### Records to process
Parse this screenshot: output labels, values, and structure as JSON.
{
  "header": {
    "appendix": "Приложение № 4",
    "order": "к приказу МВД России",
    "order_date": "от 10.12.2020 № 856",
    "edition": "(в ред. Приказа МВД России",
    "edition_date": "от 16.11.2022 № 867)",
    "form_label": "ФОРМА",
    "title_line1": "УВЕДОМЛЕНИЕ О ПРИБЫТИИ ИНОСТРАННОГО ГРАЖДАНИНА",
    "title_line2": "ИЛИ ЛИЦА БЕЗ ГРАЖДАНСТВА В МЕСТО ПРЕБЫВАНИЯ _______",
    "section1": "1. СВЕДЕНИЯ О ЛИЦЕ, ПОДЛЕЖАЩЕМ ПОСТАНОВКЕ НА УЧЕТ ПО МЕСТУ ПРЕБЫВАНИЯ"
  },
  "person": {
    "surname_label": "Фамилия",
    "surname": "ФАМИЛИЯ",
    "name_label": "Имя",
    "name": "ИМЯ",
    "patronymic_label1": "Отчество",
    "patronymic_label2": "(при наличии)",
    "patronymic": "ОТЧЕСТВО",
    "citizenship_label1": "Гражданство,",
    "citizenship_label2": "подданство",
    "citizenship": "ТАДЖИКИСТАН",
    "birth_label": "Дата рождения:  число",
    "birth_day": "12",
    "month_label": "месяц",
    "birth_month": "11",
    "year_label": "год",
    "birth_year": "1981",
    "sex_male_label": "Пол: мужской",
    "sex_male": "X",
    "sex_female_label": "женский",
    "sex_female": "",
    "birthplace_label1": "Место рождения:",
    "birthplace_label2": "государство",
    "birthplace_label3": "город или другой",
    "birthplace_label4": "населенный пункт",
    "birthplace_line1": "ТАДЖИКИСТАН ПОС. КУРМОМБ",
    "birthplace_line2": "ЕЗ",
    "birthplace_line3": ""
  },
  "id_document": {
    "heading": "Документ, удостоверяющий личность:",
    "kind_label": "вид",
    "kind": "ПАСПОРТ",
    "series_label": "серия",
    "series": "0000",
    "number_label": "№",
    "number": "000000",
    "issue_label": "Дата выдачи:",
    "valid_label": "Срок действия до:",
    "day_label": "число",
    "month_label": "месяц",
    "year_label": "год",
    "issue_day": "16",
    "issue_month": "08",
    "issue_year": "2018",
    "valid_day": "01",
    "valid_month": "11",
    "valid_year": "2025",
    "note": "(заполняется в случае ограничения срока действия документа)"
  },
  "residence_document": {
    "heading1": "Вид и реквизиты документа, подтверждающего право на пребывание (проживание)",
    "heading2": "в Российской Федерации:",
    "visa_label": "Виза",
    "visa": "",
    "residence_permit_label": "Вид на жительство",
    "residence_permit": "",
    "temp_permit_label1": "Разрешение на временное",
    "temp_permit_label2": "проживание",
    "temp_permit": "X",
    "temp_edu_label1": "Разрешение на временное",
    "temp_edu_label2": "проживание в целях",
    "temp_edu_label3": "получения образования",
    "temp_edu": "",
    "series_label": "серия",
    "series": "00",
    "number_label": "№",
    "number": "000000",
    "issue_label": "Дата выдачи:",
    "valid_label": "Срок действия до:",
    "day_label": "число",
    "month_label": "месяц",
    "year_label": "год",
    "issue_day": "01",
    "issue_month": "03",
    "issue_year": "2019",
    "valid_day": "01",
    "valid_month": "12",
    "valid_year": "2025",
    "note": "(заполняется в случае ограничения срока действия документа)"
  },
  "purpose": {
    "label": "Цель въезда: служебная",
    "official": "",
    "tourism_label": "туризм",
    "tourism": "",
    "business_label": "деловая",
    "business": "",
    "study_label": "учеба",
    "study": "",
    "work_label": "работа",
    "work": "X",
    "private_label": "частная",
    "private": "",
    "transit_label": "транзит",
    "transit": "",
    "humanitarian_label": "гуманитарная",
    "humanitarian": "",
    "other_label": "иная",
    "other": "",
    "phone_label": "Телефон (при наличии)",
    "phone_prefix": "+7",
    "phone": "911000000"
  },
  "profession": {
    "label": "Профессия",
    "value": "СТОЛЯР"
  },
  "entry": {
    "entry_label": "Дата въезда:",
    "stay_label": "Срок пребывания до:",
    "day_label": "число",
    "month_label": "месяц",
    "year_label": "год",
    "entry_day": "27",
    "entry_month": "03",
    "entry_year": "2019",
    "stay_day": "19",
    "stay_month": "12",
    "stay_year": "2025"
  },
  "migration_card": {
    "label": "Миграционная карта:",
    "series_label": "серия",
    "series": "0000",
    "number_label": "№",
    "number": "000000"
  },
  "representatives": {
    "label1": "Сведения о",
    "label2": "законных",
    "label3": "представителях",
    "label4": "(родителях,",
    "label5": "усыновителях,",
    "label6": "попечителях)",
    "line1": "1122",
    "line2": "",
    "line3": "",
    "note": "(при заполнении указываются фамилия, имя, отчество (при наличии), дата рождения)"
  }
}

### Task goal
Count the lines in the records above that hold the word "России", and give only that number.

### Result of the task
2